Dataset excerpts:
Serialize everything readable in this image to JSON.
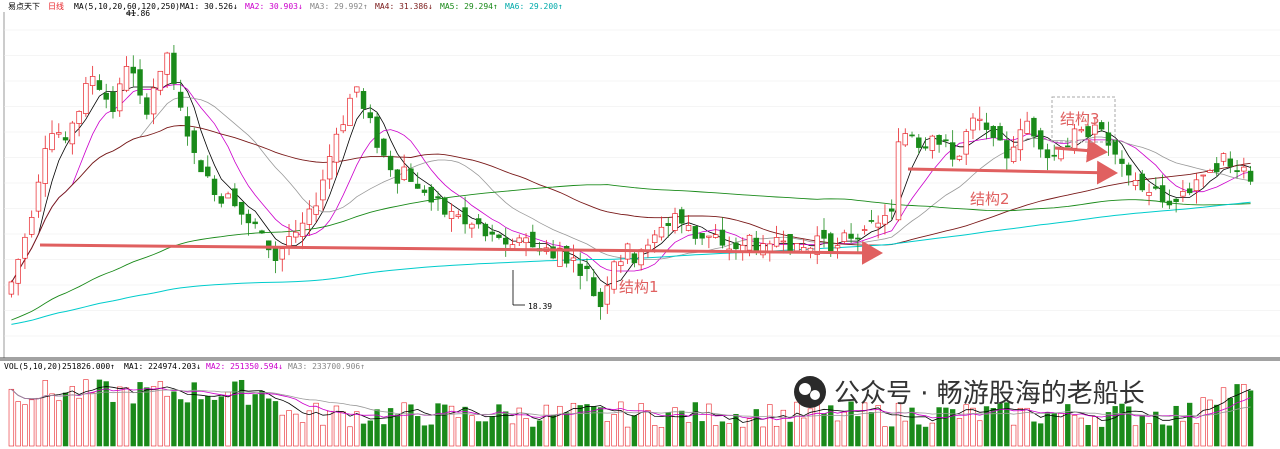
{
  "stock_name": "易点天下",
  "period": "日线",
  "price_indicator": {
    "label": "MA(5,10,20,60,120,250)",
    "items": [
      {
        "label": "MA1: 30.526↓",
        "color": "#000000"
      },
      {
        "label": "MA2: 30.903↓",
        "color": "#cc00cc"
      },
      {
        "label": "MA3: 29.992↑",
        "color": "#888888"
      },
      {
        "label": "MA4: 31.386↓",
        "color": "#7a1a1a"
      },
      {
        "label": "MA5: 29.294↑",
        "color": "#1a8a1a"
      },
      {
        "label": "MA6: 29.200↑",
        "color": "#00cccc"
      }
    ]
  },
  "volume_indicator": {
    "label": "VOL(5,10,20)",
    "value": "251826.000↑",
    "items": [
      {
        "label": "MA1: 224974.203↓",
        "color": "#000000"
      },
      {
        "label": "MA2: 251350.594↓",
        "color": "#cc00cc"
      },
      {
        "label": "MA3: 233700.906↑",
        "color": "#888888"
      }
    ]
  },
  "annotations": {
    "high_label": "41.86",
    "low_label": "18.39",
    "structure1": "结构1",
    "structure2": "结构2",
    "structure3": "结构3"
  },
  "watermark": "公众号 · 畅游股海的老船长",
  "colors": {
    "up": "#e8242a",
    "down": "#1a8a1a",
    "arrow": "#e06060"
  },
  "chart_data": {
    "type": "candlestick",
    "title": "易点天下 日线",
    "high": 41.86,
    "low": 18.39,
    "ylim": [
      16,
      44
    ],
    "n_bars": 248,
    "closes": [
      21,
      23,
      25,
      27,
      30,
      33,
      34,
      34,
      33,
      35,
      36,
      38,
      39,
      38,
      37,
      36,
      38,
      40,
      39,
      37,
      36,
      38,
      39,
      41,
      38,
      36,
      34,
      32,
      31,
      30,
      29,
      28,
      29,
      28,
      27,
      26,
      26,
      25,
      24,
      23,
      24,
      25,
      25,
      26,
      27,
      28,
      30,
      32,
      34,
      35,
      37,
      38,
      36,
      35,
      33,
      32,
      31,
      30,
      31,
      30,
      29,
      29,
      28,
      28,
      27,
      27,
      27,
      26,
      26,
      26,
      25,
      25,
      25,
      24,
      24,
      25,
      25,
      24,
      24,
      24,
      23,
      24,
      23,
      23,
      22,
      22,
      20,
      19,
      21,
      23,
      23,
      24,
      23,
      24,
      24,
      25,
      26,
      26,
      27,
      26,
      26,
      25,
      25,
      25,
      25,
      24,
      24,
      24,
      24,
      25,
      24,
      24,
      24,
      25,
      25,
      24,
      24,
      24,
      24,
      25,
      25,
      24,
      24,
      25,
      25,
      25,
      26,
      26,
      26,
      27,
      27,
      33,
      34,
      34,
      33,
      33,
      34,
      33,
      33,
      32,
      32,
      34,
      35,
      35,
      34,
      34,
      33,
      32,
      33,
      34,
      35,
      34,
      33,
      32,
      32,
      33,
      33,
      34,
      34,
      34,
      35,
      34,
      33,
      32,
      31,
      30,
      30,
      29,
      29,
      29,
      28,
      28,
      28,
      29,
      29,
      30,
      30,
      31,
      31,
      32,
      31,
      31,
      31,
      30
    ],
    "volume_note": "volume bars shown with MA(5,10,20)",
    "series": [
      {
        "name": "MA1",
        "period": 5
      },
      {
        "name": "MA2",
        "period": 10
      },
      {
        "name": "MA3",
        "period": 20
      },
      {
        "name": "MA4",
        "period": 60
      },
      {
        "name": "MA5",
        "period": 120
      },
      {
        "name": "MA6",
        "period": 250
      }
    ]
  }
}
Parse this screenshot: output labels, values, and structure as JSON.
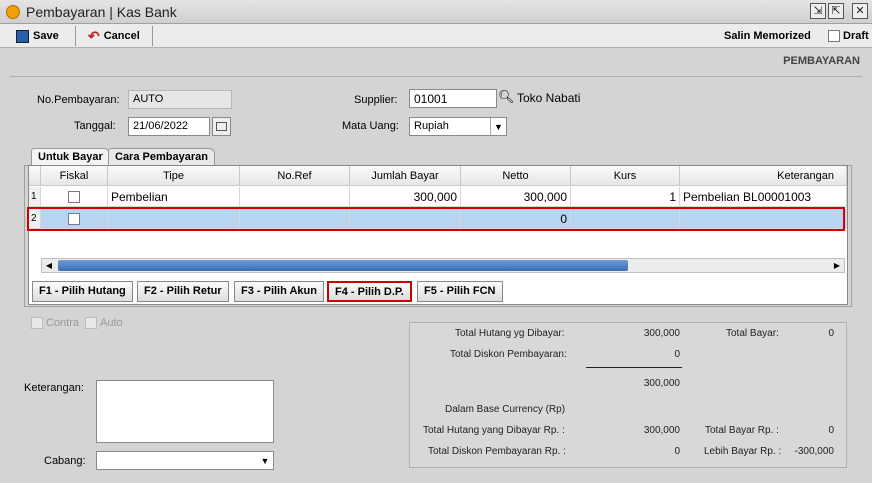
{
  "window": {
    "title": "Pembayaran | Kas Bank"
  },
  "toolbar": {
    "save": "Save",
    "cancel": "Cancel",
    "salin": "Salin Memorized",
    "draft": "Draft"
  },
  "page_label": "PEMBAYARAN",
  "form": {
    "no_label": "No.Pembayaran:",
    "no_value": "AUTO",
    "tanggal_label": "Tanggal:",
    "tanggal_value": "21/06/2022",
    "supplier_label": "Supplier:",
    "supplier_value": "01001",
    "supplier_name": "Toko Nabati",
    "mata_uang_label": "Mata Uang:",
    "mata_uang_value": "Rupiah"
  },
  "tabs": [
    "Untuk Bayar",
    "Cara Pembayaran"
  ],
  "grid": {
    "columns": [
      "Fiskal",
      "Tipe",
      "No.Ref",
      "Jumlah Bayar",
      "Netto",
      "Kurs",
      "Keterangan"
    ],
    "rows": [
      {
        "num": "1",
        "tipe": "Pembelian",
        "noref": "",
        "jumlah": "300,000",
        "netto": "300,000",
        "kurs": "1",
        "ket": "Pembelian BL00001003"
      },
      {
        "num": "2",
        "tipe": "",
        "noref": "",
        "jumlah": "",
        "netto": "0",
        "kurs": "",
        "ket": ""
      }
    ]
  },
  "fkeys": [
    "F1 - Pilih Hutang",
    "F2 - Pilih Retur",
    "F3 - Pilih Akun",
    "F4 - Pilih D.P.",
    "F5 - Pilih FCN"
  ],
  "options": {
    "contra": "Contra",
    "auto": "Auto"
  },
  "bottom": {
    "keterangan_label": "Keterangan:",
    "cabang_label": "Cabang:"
  },
  "summary": {
    "total_hutang_label": "Total Hutang yg Dibayar:",
    "total_hutang": "300,000",
    "total_bayar_label": "Total Bayar:",
    "total_bayar": "0",
    "total_diskon_label": "Total Diskon Pembayaran:",
    "total_diskon": "0",
    "subtotal": "300,000",
    "base_label": "Dalam Base Currency (Rp)",
    "hutang_rp_label": "Total Hutang yang Dibayar Rp. :",
    "hutang_rp": "300,000",
    "bayar_rp_label": "Total Bayar Rp. :",
    "bayar_rp": "0",
    "diskon_rp_label": "Total Diskon Pembayaran Rp. :",
    "diskon_rp": "0",
    "lebih_label": "Lebih Bayar Rp. :",
    "lebih": "-300,000"
  },
  "colors": {
    "selected_row": "#b8d4f0",
    "highlight": "#d00000"
  }
}
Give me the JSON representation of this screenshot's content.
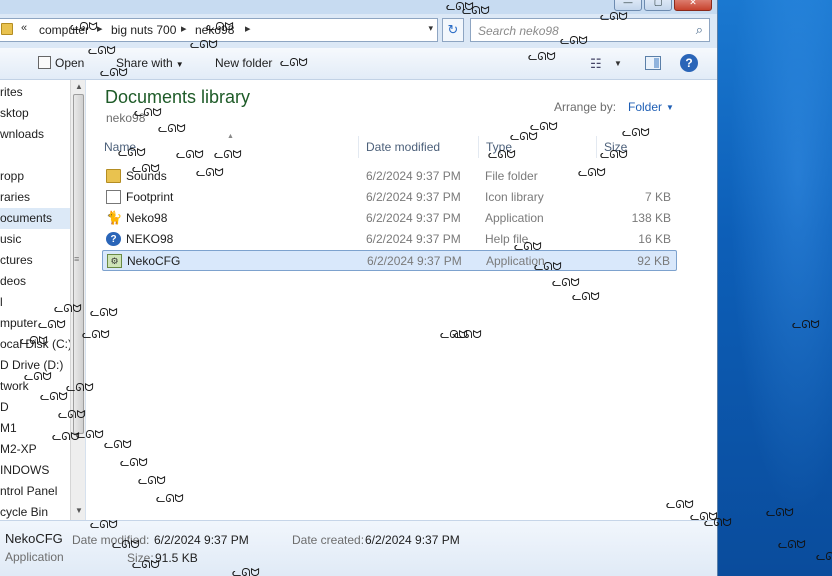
{
  "window": {
    "caption_buttons": {
      "minimize": "—",
      "maximize": "▢",
      "close": "✕"
    }
  },
  "address": {
    "overflow": "«",
    "crumbs": [
      "computer",
      "big nuts 700",
      "neko98"
    ],
    "separator": "▸",
    "dropdown": "▾",
    "refresh": "↻",
    "search_placeholder": "Search neko98",
    "search_icon": "⌕"
  },
  "toolbar": {
    "open_label": "Open",
    "share_label": "Share with",
    "new_folder_label": "New folder",
    "dropdown_arrow": "▼",
    "views_icon": "☷",
    "help_label": "?"
  },
  "nav": {
    "items": [
      {
        "label": "rites",
        "selected": false
      },
      {
        "label": "sktop",
        "selected": false
      },
      {
        "label": "wnloads",
        "selected": false
      },
      {
        "label": "",
        "selected": false
      },
      {
        "label": "ropp",
        "selected": false
      },
      {
        "label": "raries",
        "selected": false
      },
      {
        "label": "ocuments",
        "selected": true
      },
      {
        "label": "usic",
        "selected": false
      },
      {
        "label": "ctures",
        "selected": false
      },
      {
        "label": "deos",
        "selected": false
      },
      {
        "label": "l",
        "selected": false
      },
      {
        "label": "mputer",
        "selected": false
      },
      {
        "label": "ocal Disk (C:)",
        "selected": false
      },
      {
        "label": "D Drive (D:)",
        "selected": false
      },
      {
        "label": "twork",
        "selected": false
      },
      {
        "label": "D",
        "selected": false
      },
      {
        "label": "M1",
        "selected": false
      },
      {
        "label": "M2-XP",
        "selected": false
      },
      {
        "label": "INDOWS",
        "selected": false
      },
      {
        "label": "ntrol Panel",
        "selected": false
      },
      {
        "label": "cycle Bin",
        "selected": false
      }
    ]
  },
  "library": {
    "title": "Documents library",
    "subtitle": "neko98",
    "arrange_label": "Arrange by:",
    "arrange_value": "Folder"
  },
  "columns": {
    "name": "Name",
    "date": "Date modified",
    "type": "Type",
    "size": "Size"
  },
  "files": [
    {
      "icon": "folder-icon",
      "name": "Sounds",
      "date": "6/2/2024 9:37 PM",
      "type": "File folder",
      "size": "",
      "selected": false
    },
    {
      "icon": "file-icon",
      "name": "Footprint",
      "date": "6/2/2024 9:37 PM",
      "type": "Icon library",
      "size": "7 KB",
      "selected": false
    },
    {
      "icon": "cat-icon",
      "name": "Neko98",
      "date": "6/2/2024 9:37 PM",
      "type": "Application",
      "size": "138 KB",
      "selected": false
    },
    {
      "icon": "help-file-icon",
      "name": "NEKO98",
      "date": "6/2/2024 9:37 PM",
      "type": "Help file",
      "size": "16 KB",
      "selected": false
    },
    {
      "icon": "config-app-icon",
      "name": "NekoCFG",
      "date": "6/2/2024 9:37 PM",
      "type": "Application",
      "size": "92 KB",
      "selected": true
    }
  ],
  "details": {
    "name": "NekoCFG",
    "kind": "Application",
    "date_modified_label": "Date modified:",
    "date_modified": "6/2/2024 9:37 PM",
    "date_created_label": "Date created:",
    "date_created": "6/2/2024 9:37 PM",
    "size_label": "Size:",
    "size": "91.5 KB"
  },
  "sprites": {
    "neko": "ᓚᘏᗢ"
  },
  "colors": {
    "library_title": "#1e5b28",
    "selection": "#d9e8fb",
    "desktop": "#0d5fb8",
    "link": "#1f5fb5"
  }
}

INSTRUCTIONS FOR THE TASK: Isolate the lines that hold the word "Pilih" and copy all of them.

RESULT FOR THIS TASK:
    "F1 - Pilih Hutang",
    "F2 - Pilih Retur",
    "F3 - Pilih Akun",
    "F4 - Pilih D.P.",
    "F5 - Pilih FCN"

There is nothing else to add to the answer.